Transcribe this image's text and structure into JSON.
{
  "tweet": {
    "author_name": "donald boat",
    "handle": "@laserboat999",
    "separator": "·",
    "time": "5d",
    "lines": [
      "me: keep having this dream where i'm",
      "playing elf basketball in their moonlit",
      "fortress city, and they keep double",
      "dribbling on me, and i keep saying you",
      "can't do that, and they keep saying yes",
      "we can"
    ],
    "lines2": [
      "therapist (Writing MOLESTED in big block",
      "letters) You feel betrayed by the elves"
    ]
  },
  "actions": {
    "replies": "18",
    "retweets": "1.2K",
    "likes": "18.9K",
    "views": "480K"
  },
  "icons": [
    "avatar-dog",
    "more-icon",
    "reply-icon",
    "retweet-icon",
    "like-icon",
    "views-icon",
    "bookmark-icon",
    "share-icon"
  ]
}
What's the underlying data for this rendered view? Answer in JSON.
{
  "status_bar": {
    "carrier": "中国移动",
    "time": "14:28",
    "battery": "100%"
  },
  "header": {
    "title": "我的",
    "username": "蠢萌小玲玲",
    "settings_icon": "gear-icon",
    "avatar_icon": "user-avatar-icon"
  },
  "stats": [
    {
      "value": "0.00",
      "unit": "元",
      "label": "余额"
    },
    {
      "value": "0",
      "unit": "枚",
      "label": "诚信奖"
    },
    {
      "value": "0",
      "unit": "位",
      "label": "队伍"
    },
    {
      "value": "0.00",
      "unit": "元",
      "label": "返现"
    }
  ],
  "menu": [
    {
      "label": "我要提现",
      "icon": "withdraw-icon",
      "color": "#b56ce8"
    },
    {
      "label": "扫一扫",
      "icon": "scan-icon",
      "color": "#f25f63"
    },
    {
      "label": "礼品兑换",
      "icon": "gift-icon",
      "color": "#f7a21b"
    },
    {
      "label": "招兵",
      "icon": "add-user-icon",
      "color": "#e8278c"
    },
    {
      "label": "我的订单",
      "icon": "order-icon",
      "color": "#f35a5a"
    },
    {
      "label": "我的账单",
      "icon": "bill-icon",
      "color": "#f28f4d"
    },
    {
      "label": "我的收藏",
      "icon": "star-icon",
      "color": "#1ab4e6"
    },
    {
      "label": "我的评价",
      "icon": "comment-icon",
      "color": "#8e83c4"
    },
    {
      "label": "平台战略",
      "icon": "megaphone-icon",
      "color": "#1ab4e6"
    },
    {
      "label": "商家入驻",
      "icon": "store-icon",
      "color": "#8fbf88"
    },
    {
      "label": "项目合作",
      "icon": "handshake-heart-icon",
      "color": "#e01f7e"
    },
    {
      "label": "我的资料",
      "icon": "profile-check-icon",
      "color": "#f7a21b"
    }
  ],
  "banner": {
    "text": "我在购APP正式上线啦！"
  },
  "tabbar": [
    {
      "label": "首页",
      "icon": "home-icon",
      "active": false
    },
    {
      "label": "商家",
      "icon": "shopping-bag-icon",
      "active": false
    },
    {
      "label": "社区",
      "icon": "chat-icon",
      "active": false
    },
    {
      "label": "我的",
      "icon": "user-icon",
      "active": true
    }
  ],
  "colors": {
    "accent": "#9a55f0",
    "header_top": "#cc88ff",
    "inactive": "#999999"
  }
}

Task goal:
Which lines in the data above contain "keep"? Show each one.

Result for this task:
      "me: keep having this dream where i'm",
      "fortress city, and they keep double",
      "dribbling on me, and i keep saying you",
      "can't do that, and they keep saying yes",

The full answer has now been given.